- Input rows -
[start]
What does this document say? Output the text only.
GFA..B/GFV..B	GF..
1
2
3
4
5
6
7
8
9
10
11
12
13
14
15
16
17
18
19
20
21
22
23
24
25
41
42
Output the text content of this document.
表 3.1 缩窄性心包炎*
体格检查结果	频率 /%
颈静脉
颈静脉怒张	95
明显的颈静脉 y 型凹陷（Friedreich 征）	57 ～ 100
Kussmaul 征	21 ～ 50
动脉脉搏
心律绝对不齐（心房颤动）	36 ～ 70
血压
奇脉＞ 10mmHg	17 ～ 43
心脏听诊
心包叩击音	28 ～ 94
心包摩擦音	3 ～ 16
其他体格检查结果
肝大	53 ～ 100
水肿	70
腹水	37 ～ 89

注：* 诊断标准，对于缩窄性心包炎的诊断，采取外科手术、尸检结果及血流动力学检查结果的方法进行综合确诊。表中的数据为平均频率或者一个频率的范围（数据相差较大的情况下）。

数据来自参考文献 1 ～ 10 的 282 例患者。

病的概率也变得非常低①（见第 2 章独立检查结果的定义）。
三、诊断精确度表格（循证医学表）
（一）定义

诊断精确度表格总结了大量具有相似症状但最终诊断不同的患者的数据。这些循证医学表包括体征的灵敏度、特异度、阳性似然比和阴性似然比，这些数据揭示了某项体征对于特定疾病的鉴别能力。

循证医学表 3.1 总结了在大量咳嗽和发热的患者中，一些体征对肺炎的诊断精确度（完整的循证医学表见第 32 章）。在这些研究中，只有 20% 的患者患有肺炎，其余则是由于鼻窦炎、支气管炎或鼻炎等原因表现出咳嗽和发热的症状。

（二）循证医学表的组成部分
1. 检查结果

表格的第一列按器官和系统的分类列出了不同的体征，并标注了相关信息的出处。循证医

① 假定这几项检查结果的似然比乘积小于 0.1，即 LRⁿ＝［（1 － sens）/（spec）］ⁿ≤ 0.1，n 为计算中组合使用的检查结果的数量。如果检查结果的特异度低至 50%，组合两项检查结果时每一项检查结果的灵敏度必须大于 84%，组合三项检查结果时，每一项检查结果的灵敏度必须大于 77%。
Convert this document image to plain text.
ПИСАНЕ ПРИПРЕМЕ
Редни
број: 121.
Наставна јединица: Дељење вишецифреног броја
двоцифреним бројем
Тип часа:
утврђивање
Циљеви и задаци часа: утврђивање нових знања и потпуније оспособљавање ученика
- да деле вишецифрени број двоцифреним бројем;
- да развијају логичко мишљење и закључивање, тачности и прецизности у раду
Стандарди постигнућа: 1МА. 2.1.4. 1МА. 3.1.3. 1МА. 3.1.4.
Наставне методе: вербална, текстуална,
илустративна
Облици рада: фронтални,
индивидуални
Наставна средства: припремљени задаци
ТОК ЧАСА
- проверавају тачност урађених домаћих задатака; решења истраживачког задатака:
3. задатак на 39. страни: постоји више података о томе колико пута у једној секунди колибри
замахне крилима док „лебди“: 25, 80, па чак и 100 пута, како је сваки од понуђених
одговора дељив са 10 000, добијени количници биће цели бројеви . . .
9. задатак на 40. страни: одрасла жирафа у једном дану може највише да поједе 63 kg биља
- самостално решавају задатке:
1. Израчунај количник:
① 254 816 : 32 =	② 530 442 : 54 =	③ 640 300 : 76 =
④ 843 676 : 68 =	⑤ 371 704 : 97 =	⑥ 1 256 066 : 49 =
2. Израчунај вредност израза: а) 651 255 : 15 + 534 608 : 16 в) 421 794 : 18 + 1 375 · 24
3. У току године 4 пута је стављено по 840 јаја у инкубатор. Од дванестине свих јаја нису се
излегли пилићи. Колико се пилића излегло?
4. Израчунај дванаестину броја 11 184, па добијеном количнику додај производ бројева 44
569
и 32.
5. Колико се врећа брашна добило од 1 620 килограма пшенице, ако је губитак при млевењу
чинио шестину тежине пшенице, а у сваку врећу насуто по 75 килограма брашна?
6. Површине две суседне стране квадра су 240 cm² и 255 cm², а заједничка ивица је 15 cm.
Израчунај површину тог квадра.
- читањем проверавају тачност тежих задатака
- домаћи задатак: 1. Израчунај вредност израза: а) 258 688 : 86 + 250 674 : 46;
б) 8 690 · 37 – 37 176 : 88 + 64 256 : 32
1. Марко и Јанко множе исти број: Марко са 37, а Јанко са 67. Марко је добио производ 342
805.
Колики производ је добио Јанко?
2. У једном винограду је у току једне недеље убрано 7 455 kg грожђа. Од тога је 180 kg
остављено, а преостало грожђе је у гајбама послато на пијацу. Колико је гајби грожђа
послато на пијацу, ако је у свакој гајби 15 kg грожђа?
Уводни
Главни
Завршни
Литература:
[end]
- Do this -
Write the listing out again, exactly as it reads.

- Exercise answer -
What does this document say? Output the text only.
GFA..B/GFV..B	GF..
1
2
3
4
5
6
7
8
9
10
11
12
13
14
15
16
17
18
19
20
21
22
23
24
25
41
42
Output the text content of this document.
表 3.1 缩窄性心包炎*
体格检查结果	频率 /%
颈静脉
颈静脉怒张	95
明显的颈静脉 y 型凹陷（Friedreich 征）	57 ～ 100
Kussmaul 征	21 ～ 50
动脉脉搏
心律绝对不齐（心房颤动）	36 ～ 70
血压
奇脉＞ 10mmHg	17 ～ 43
心脏听诊
心包叩击音	28 ～ 94
心包摩擦音	3 ～ 16
其他体格检查结果
肝大	53 ～ 100
水肿	70
腹水	37 ～ 89

注：* 诊断标准，对于缩窄性心包炎的诊断，采取外科手术、尸检结果及血流动力学检查结果的方法进行综合确诊。表中的数据为平均频率或者一个频率的范围（数据相差较大的情况下）。

数据来自参考文献 1 ～ 10 的 282 例患者。

病的概率也变得非常低①（见第 2 章独立检查结果的定义）。
三、诊断精确度表格（循证医学表）
（一）定义

诊断精确度表格总结了大量具有相似症状但最终诊断不同的患者的数据。这些循证医学表包括体征的灵敏度、特异度、阳性似然比和阴性似然比，这些数据揭示了某项体征对于特定疾病的鉴别能力。

循证医学表 3.1 总结了在大量咳嗽和发热的患者中，一些体征对肺炎的诊断精确度（完整的循证医学表见第 32 章）。在这些研究中，只有 20% 的患者患有肺炎，其余则是由于鼻窦炎、支气管炎或鼻炎等原因表现出咳嗽和发热的症状。

（二）循证医学表的组成部分
1. 检查结果

表格的第一列按器官和系统的分类列出了不同的体征，并标注了相关信息的出处。循证医

① 假定这几项检查结果的似然比乘积小于 0.1，即 LRⁿ＝［（1 － sens）/（spec）］ⁿ≤ 0.1，n 为计算中组合使用的检查结果的数量。如果检查结果的特异度低至 50%，组合两项检查结果时每一项检查结果的灵敏度必须大于 84%，组合三项检查结果时，每一项检查结果的灵敏度必须大于 77%。
Convert this document image to plain text.
ПИСАНЕ ПРИПРЕМЕ
Редни
број: 121.
Наставна јединица: Дељење вишецифреног броја
двоцифреним бројем
Тип часа:
утврђивање
Циљеви и задаци часа: утврђивање нових знања и потпуније оспособљавање ученика
- да деле вишецифрени број двоцифреним бројем;
- да развијају логичко мишљење и закључивање, тачности и прецизности у раду
Стандарди постигнућа: 1МА. 2.1.4. 1МА. 3.1.3. 1МА. 3.1.4.
Наставне методе: вербална, текстуална,
илустративна
Облици рада: фронтални,
индивидуални
Наставна средства: припремљени задаци
ТОК ЧАСА
- проверавају тачност урађених домаћих задатака; решења истраживачког задатака:
3. задатак на 39. страни: постоји више података о томе колико пута у једној секунди колибри
замахне крилима док „лебди“: 25, 80, па чак и 100 пута, како је сваки од понуђених
одговора дељив са 10 000, добијени количници биће цели бројеви . . .
9. задатак на 40. страни: одрасла жирафа у једном дану може највише да поједе 63 kg биља
- самостално решавају задатке:
1. Израчунај количник:
① 254 816 : 32 =	② 530 442 : 54 =	③ 640 300 : 76 =
④ 843 676 : 68 =	⑤ 371 704 : 97 =	⑥ 1 256 066 : 49 =
2. Израчунај вредност израза: а) 651 255 : 15 + 534 608 : 16 в) 421 794 : 18 + 1 375 · 24
3. У току године 4 пута је стављено по 840 јаја у инкубатор. Од дванестине свих јаја нису се
излегли пилићи. Колико се пилића излегло?
4. Израчунај дванаестину броја 11 184, па добијеном количнику додај производ бројева 44
569
и 32.
5. Колико се врећа брашна добило од 1 620 килограма пшенице, ако је губитак при млевењу
чинио шестину тежине пшенице, а у сваку врећу насуто по 75 килограма брашна?
6. Површине две суседне стране квадра су 240 cm² и 255 cm², а заједничка ивица је 15 cm.
Израчунај површину тог квадра.
- читањем проверавају тачност тежих задатака
- домаћи задатак: 1. Израчунај вредност израза: а) 258 688 : 86 + 250 674 : 46;
б) 8 690 · 37 – 37 176 : 88 + 64 256 : 32
1. Марко и Јанко множе исти број: Марко са 37, а Јанко са 67. Марко је добио производ 342
805.
Колики производ је добио Јанко?
2. У једном винограду је у току једне недеље убрано 7 455 kg грожђа. Од тога је 180 kg
остављено, а преостало грожђе је у гајбама послато на пијацу. Колико је гајби грожђа
послато на пијацу, ако је у свакој гајби 15 kg грожђа?
Уводни
Главни
Завршни
Литература:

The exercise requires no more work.